● **WHAT YOU HAVE TO DO**: Return every line below in which "Steel" appears.

A block of data:
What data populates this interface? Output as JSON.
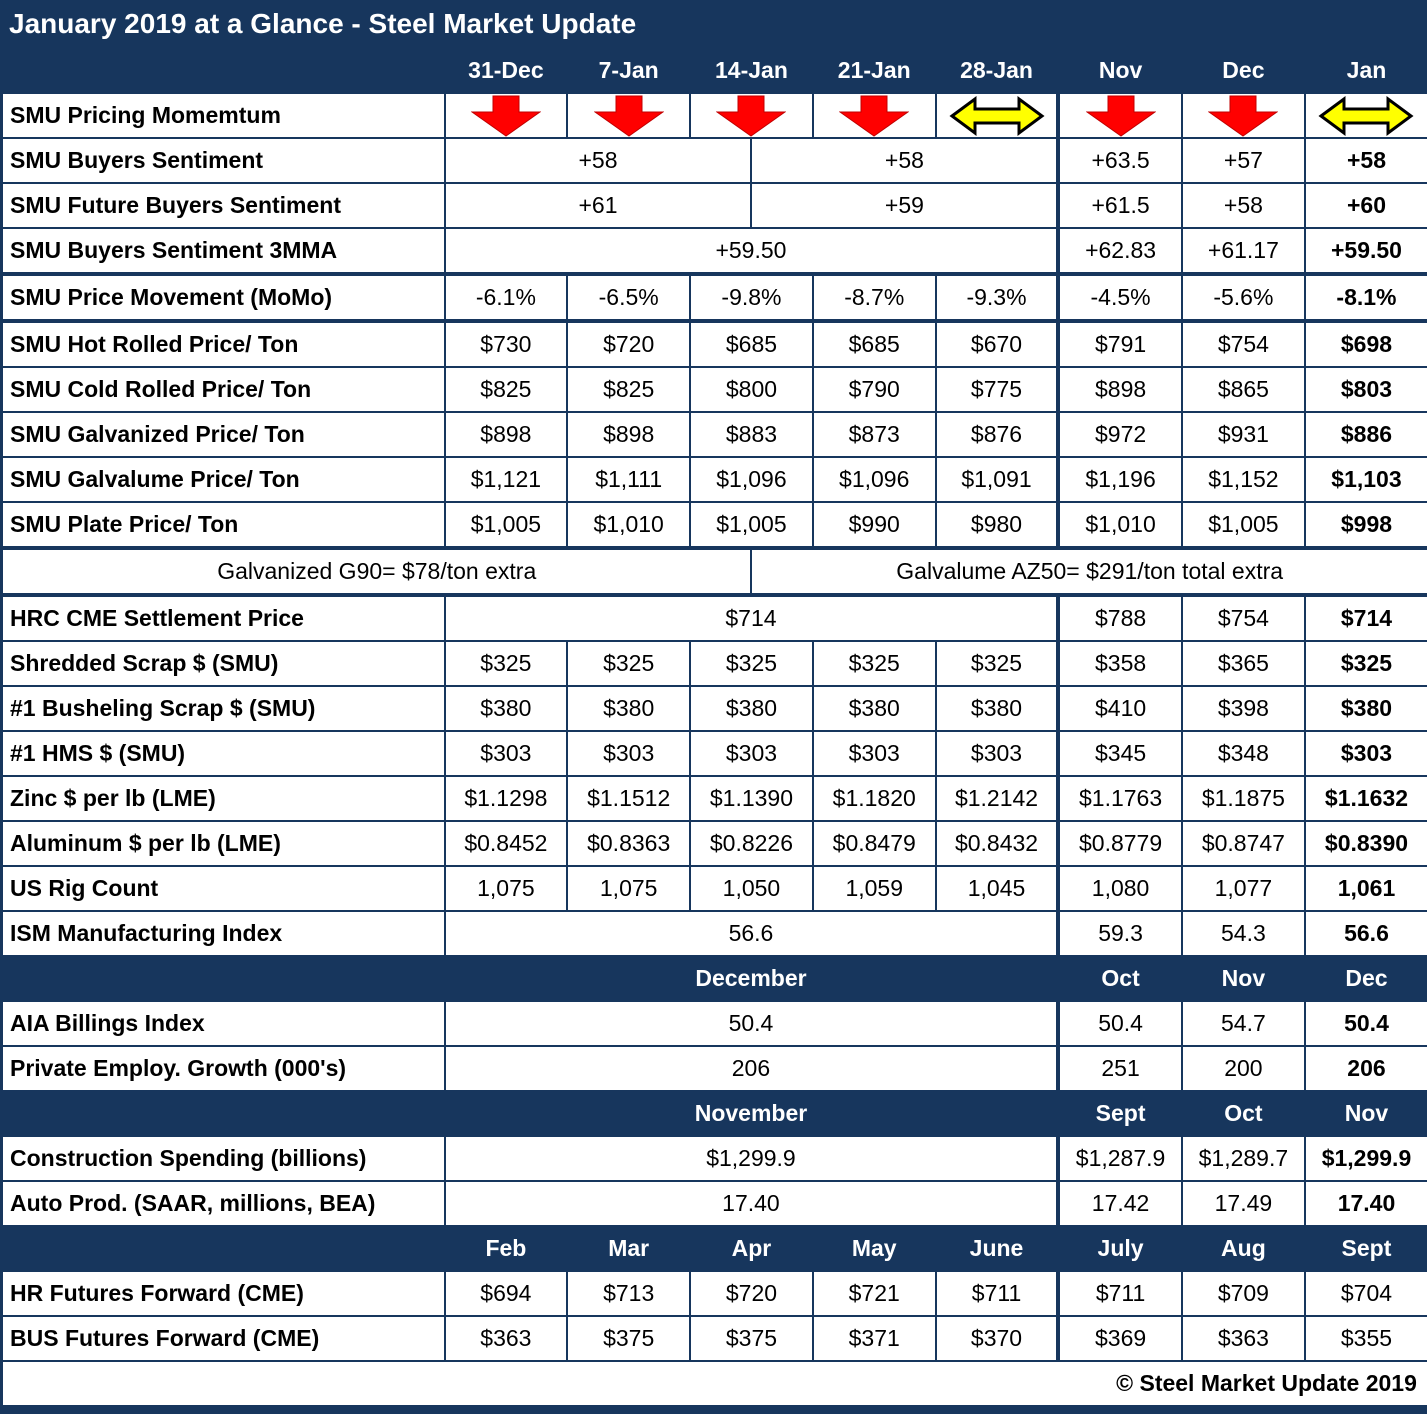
{
  "colors": {
    "navy": "#17365D",
    "arrow_red": "#FF0000",
    "arrow_red_edge": "#C00000",
    "arrow_yellow": "#FFFF00",
    "arrow_yellow_edge": "#000000",
    "text": "#000000",
    "header_text": "#FFFFFF"
  },
  "icons": {
    "momentum_down": "down-arrow",
    "momentum_flat": "left-right-arrow"
  },
  "chart_data": {
    "type": "table",
    "title": "January 2019 at a Glance - Steel Market Update",
    "copyright": "© Steel Market Update 2019",
    "weekly_columns": [
      "31-Dec",
      "7-Jan",
      "14-Jan",
      "21-Jan",
      "28-Jan"
    ],
    "monthly_columns": [
      "Nov",
      "Dec",
      "Jan"
    ],
    "rows": [
      {
        "id": "column-headers",
        "navy": true,
        "label": "",
        "cells": [
          {
            "text": "31-Dec",
            "span": 2
          },
          {
            "text": "7-Jan",
            "span": 2
          },
          {
            "text": "14-Jan",
            "span": 2
          },
          {
            "text": "21-Jan",
            "span": 2
          },
          {
            "text": "28-Jan",
            "span": 2
          },
          {
            "text": "Nov",
            "span": 2
          },
          {
            "text": "Dec",
            "span": 2
          },
          {
            "text": "Jan",
            "span": 2
          }
        ]
      },
      {
        "id": "pricing-momentum",
        "label": "SMU Pricing Momemtum",
        "cells": [
          {
            "icon": "down-arrow",
            "span": 2
          },
          {
            "icon": "down-arrow",
            "span": 2
          },
          {
            "icon": "down-arrow",
            "span": 2
          },
          {
            "icon": "down-arrow",
            "span": 2
          },
          {
            "icon": "left-right-arrow",
            "span": 2
          },
          {
            "icon": "down-arrow",
            "span": 2
          },
          {
            "icon": "down-arrow",
            "span": 2
          },
          {
            "icon": "left-right-arrow",
            "span": 2
          }
        ]
      },
      {
        "id": "buyers-sentiment",
        "label": "SMU Buyers Sentiment",
        "cells": [
          {
            "text": "+58",
            "span": 5
          },
          {
            "text": "+58",
            "span": 5
          },
          {
            "text": "+63.5",
            "span": 2
          },
          {
            "text": "+57",
            "span": 2
          },
          {
            "text": "+58",
            "span": 2,
            "bold": true
          }
        ]
      },
      {
        "id": "future-buyers-sentiment",
        "label": "SMU Future Buyers Sentiment",
        "cells": [
          {
            "text": "+61",
            "span": 5
          },
          {
            "text": "+59",
            "span": 5
          },
          {
            "text": "+61.5",
            "span": 2
          },
          {
            "text": "+58",
            "span": 2
          },
          {
            "text": "+60",
            "span": 2,
            "bold": true
          }
        ]
      },
      {
        "id": "buyers-sentiment-3mma",
        "label": "SMU Buyers Sentiment 3MMA",
        "thick_bottom": true,
        "cells": [
          {
            "text": "+59.50",
            "span": 10
          },
          {
            "text": "+62.83",
            "span": 2
          },
          {
            "text": "+61.17",
            "span": 2
          },
          {
            "text": "+59.50",
            "span": 2,
            "bold": true
          }
        ]
      },
      {
        "id": "price-movement",
        "label": "SMU Price Movement (MoMo)",
        "thick_bottom": true,
        "cells": [
          {
            "text": "-6.1%",
            "span": 2
          },
          {
            "text": "-6.5%",
            "span": 2
          },
          {
            "text": "-9.8%",
            "span": 2
          },
          {
            "text": "-8.7%",
            "span": 2
          },
          {
            "text": "-9.3%",
            "span": 2
          },
          {
            "text": "-4.5%",
            "span": 2
          },
          {
            "text": "-5.6%",
            "span": 2
          },
          {
            "text": "-8.1%",
            "span": 2,
            "bold": true
          }
        ]
      },
      {
        "id": "hot-rolled-price",
        "label": "SMU Hot Rolled Price/ Ton",
        "cells": [
          {
            "text": "$730",
            "span": 2
          },
          {
            "text": "$720",
            "span": 2
          },
          {
            "text": "$685",
            "span": 2
          },
          {
            "text": "$685",
            "span": 2
          },
          {
            "text": "$670",
            "span": 2
          },
          {
            "text": "$791",
            "span": 2
          },
          {
            "text": "$754",
            "span": 2
          },
          {
            "text": "$698",
            "span": 2,
            "bold": true
          }
        ]
      },
      {
        "id": "cold-rolled-price",
        "label": "SMU Cold Rolled Price/ Ton",
        "cells": [
          {
            "text": "$825",
            "span": 2
          },
          {
            "text": "$825",
            "span": 2
          },
          {
            "text": "$800",
            "span": 2
          },
          {
            "text": "$790",
            "span": 2
          },
          {
            "text": "$775",
            "span": 2
          },
          {
            "text": "$898",
            "span": 2
          },
          {
            "text": "$865",
            "span": 2
          },
          {
            "text": "$803",
            "span": 2,
            "bold": true
          }
        ]
      },
      {
        "id": "galvanized-price",
        "label": "SMU Galvanized Price/ Ton",
        "cells": [
          {
            "text": "$898",
            "span": 2
          },
          {
            "text": "$898",
            "span": 2
          },
          {
            "text": "$883",
            "span": 2
          },
          {
            "text": "$873",
            "span": 2
          },
          {
            "text": "$876",
            "span": 2
          },
          {
            "text": "$972",
            "span": 2
          },
          {
            "text": "$931",
            "span": 2
          },
          {
            "text": "$886",
            "span": 2,
            "bold": true
          }
        ]
      },
      {
        "id": "galvalume-price",
        "label": "SMU Galvalume Price/ Ton",
        "cells": [
          {
            "text": "$1,121",
            "span": 2
          },
          {
            "text": "$1,111",
            "span": 2
          },
          {
            "text": "$1,096",
            "span": 2
          },
          {
            "text": "$1,096",
            "span": 2
          },
          {
            "text": "$1,091",
            "span": 2
          },
          {
            "text": "$1,196",
            "span": 2
          },
          {
            "text": "$1,152",
            "span": 2
          },
          {
            "text": "$1,103",
            "span": 2,
            "bold": true
          }
        ]
      },
      {
        "id": "plate-price",
        "label": "SMU Plate Price/ Ton",
        "thick_bottom": true,
        "cells": [
          {
            "text": "$1,005",
            "span": 2
          },
          {
            "text": "$1,010",
            "span": 2
          },
          {
            "text": "$1,005",
            "span": 2
          },
          {
            "text": "$990",
            "span": 2
          },
          {
            "text": "$980",
            "span": 2
          },
          {
            "text": "$1,010",
            "span": 2
          },
          {
            "text": "$1,005",
            "span": 2
          },
          {
            "text": "$998",
            "span": 2,
            "bold": true
          }
        ]
      },
      {
        "id": "extras-note",
        "label": null,
        "thick_bottom": true,
        "cells": [
          {
            "text": "Galvanized G90= $78/ton extra",
            "span": 6
          },
          {
            "text": "Galvalume AZ50= $291/ton total extra",
            "span": 11,
            "noborder": true
          }
        ]
      },
      {
        "id": "hrc-cme-settlement",
        "label": "HRC CME Settlement Price",
        "cells": [
          {
            "text": "$714",
            "span": 10
          },
          {
            "text": "$788",
            "span": 2
          },
          {
            "text": "$754",
            "span": 2
          },
          {
            "text": "$714",
            "span": 2,
            "bold": true
          }
        ]
      },
      {
        "id": "shredded-scrap",
        "label": "Shredded Scrap $ (SMU)",
        "cells": [
          {
            "text": "$325",
            "span": 2
          },
          {
            "text": "$325",
            "span": 2
          },
          {
            "text": "$325",
            "span": 2
          },
          {
            "text": "$325",
            "span": 2
          },
          {
            "text": "$325",
            "span": 2
          },
          {
            "text": "$358",
            "span": 2
          },
          {
            "text": "$365",
            "span": 2
          },
          {
            "text": "$325",
            "span": 2,
            "bold": true
          }
        ]
      },
      {
        "id": "busheling-scrap",
        "label": "#1 Busheling Scrap $ (SMU)",
        "cells": [
          {
            "text": "$380",
            "span": 2
          },
          {
            "text": "$380",
            "span": 2
          },
          {
            "text": "$380",
            "span": 2
          },
          {
            "text": "$380",
            "span": 2
          },
          {
            "text": "$380",
            "span": 2
          },
          {
            "text": "$410",
            "span": 2
          },
          {
            "text": "$398",
            "span": 2
          },
          {
            "text": "$380",
            "span": 2,
            "bold": true
          }
        ]
      },
      {
        "id": "hms-scrap",
        "label": "#1 HMS $ (SMU)",
        "cells": [
          {
            "text": "$303",
            "span": 2
          },
          {
            "text": "$303",
            "span": 2
          },
          {
            "text": "$303",
            "span": 2
          },
          {
            "text": "$303",
            "span": 2
          },
          {
            "text": "$303",
            "span": 2
          },
          {
            "text": "$345",
            "span": 2
          },
          {
            "text": "$348",
            "span": 2
          },
          {
            "text": "$303",
            "span": 2,
            "bold": true
          }
        ]
      },
      {
        "id": "zinc-lme",
        "label": "Zinc $ per lb (LME)",
        "cells": [
          {
            "text": "$1.1298",
            "span": 2
          },
          {
            "text": "$1.1512",
            "span": 2
          },
          {
            "text": "$1.1390",
            "span": 2
          },
          {
            "text": "$1.1820",
            "span": 2
          },
          {
            "text": "$1.2142",
            "span": 2
          },
          {
            "text": "$1.1763",
            "span": 2
          },
          {
            "text": "$1.1875",
            "span": 2
          },
          {
            "text": "$1.1632",
            "span": 2,
            "bold": true
          }
        ]
      },
      {
        "id": "aluminum-lme",
        "label": "Aluminum $ per lb (LME)",
        "cells": [
          {
            "text": "$0.8452",
            "span": 2
          },
          {
            "text": "$0.8363",
            "span": 2
          },
          {
            "text": "$0.8226",
            "span": 2
          },
          {
            "text": "$0.8479",
            "span": 2
          },
          {
            "text": "$0.8432",
            "span": 2
          },
          {
            "text": "$0.8779",
            "span": 2
          },
          {
            "text": "$0.8747",
            "span": 2
          },
          {
            "text": "$0.8390",
            "span": 2,
            "bold": true
          }
        ]
      },
      {
        "id": "us-rig-count",
        "label": "US Rig Count",
        "cells": [
          {
            "text": "1,075",
            "span": 2
          },
          {
            "text": "1,075",
            "span": 2
          },
          {
            "text": "1,050",
            "span": 2
          },
          {
            "text": "1,059",
            "span": 2
          },
          {
            "text": "1,045",
            "span": 2
          },
          {
            "text": "1,080",
            "span": 2
          },
          {
            "text": "1,077",
            "span": 2
          },
          {
            "text": "1,061",
            "span": 2,
            "bold": true
          }
        ]
      },
      {
        "id": "ism-index",
        "label": "ISM Manufacturing Index",
        "cells": [
          {
            "text": "56.6",
            "span": 10
          },
          {
            "text": "59.3",
            "span": 2
          },
          {
            "text": "54.3",
            "span": 2
          },
          {
            "text": "56.6",
            "span": 2,
            "bold": true
          }
        ]
      },
      {
        "id": "month-header-december",
        "navy": true,
        "label": "",
        "cells": [
          {
            "text": "December",
            "span": 10
          },
          {
            "text": "Oct",
            "span": 2
          },
          {
            "text": "Nov",
            "span": 2
          },
          {
            "text": "Dec",
            "span": 2
          }
        ]
      },
      {
        "id": "aia-billings",
        "label": "AIA Billings Index",
        "cells": [
          {
            "text": "50.4",
            "span": 10
          },
          {
            "text": "50.4",
            "span": 2
          },
          {
            "text": "54.7",
            "span": 2
          },
          {
            "text": "50.4",
            "span": 2,
            "bold": true
          }
        ]
      },
      {
        "id": "private-employment",
        "label": "Private Employ. Growth (000's)",
        "cells": [
          {
            "text": "206",
            "span": 10
          },
          {
            "text": "251",
            "span": 2
          },
          {
            "text": "200",
            "span": 2
          },
          {
            "text": "206",
            "span": 2,
            "bold": true
          }
        ]
      },
      {
        "id": "month-header-november",
        "navy": true,
        "label": "",
        "cells": [
          {
            "text": "November",
            "span": 10
          },
          {
            "text": "Sept",
            "span": 2
          },
          {
            "text": "Oct",
            "span": 2
          },
          {
            "text": "Nov",
            "span": 2
          }
        ]
      },
      {
        "id": "construction-spending",
        "label": "Construction Spending (billions)",
        "cells": [
          {
            "text": "$1,299.9",
            "span": 10
          },
          {
            "text": "$1,287.9",
            "span": 2
          },
          {
            "text": "$1,289.7",
            "span": 2
          },
          {
            "text": "$1,299.9",
            "span": 2,
            "bold": true
          }
        ]
      },
      {
        "id": "auto-production",
        "label": "Auto Prod. (SAAR, millions, BEA)",
        "cells": [
          {
            "text": "17.40",
            "span": 10
          },
          {
            "text": "17.42",
            "span": 2
          },
          {
            "text": "17.49",
            "span": 2
          },
          {
            "text": "17.40",
            "span": 2,
            "bold": true
          }
        ]
      },
      {
        "id": "futures-month-header",
        "navy": true,
        "label": "",
        "cells": [
          {
            "text": "Feb",
            "span": 2
          },
          {
            "text": "Mar",
            "span": 2
          },
          {
            "text": "Apr",
            "span": 2
          },
          {
            "text": "May",
            "span": 2
          },
          {
            "text": "June",
            "span": 2
          },
          {
            "text": "July",
            "span": 2
          },
          {
            "text": "Aug",
            "span": 2
          },
          {
            "text": "Sept",
            "span": 2
          }
        ]
      },
      {
        "id": "hr-futures",
        "label": "HR Futures Forward (CME)",
        "cells": [
          {
            "text": "$694",
            "span": 2
          },
          {
            "text": "$713",
            "span": 2
          },
          {
            "text": "$720",
            "span": 2
          },
          {
            "text": "$721",
            "span": 2
          },
          {
            "text": "$711",
            "span": 2
          },
          {
            "text": "$711",
            "span": 2
          },
          {
            "text": "$709",
            "span": 2
          },
          {
            "text": "$704",
            "span": 2
          }
        ]
      },
      {
        "id": "bus-futures",
        "label": "BUS Futures Forward (CME)",
        "cells": [
          {
            "text": "$363",
            "span": 2
          },
          {
            "text": "$375",
            "span": 2
          },
          {
            "text": "$375",
            "span": 2
          },
          {
            "text": "$371",
            "span": 2
          },
          {
            "text": "$370",
            "span": 2
          },
          {
            "text": "$369",
            "span": 2
          },
          {
            "text": "$363",
            "span": 2
          },
          {
            "text": "$355",
            "span": 2
          }
        ]
      },
      {
        "id": "copyright",
        "label": null,
        "footer": true,
        "cells": [
          {
            "text": "© Steel Market Update 2019",
            "span": 17,
            "bold": true,
            "align": "right"
          }
        ]
      }
    ]
  }
}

● **WRITTEN RESPONSE**:
    "title": "January 2019 at a Glance - Steel Market Update",
    "copyright": "© Steel Market Update 2019",
            "text": "© Steel Market Update 2019",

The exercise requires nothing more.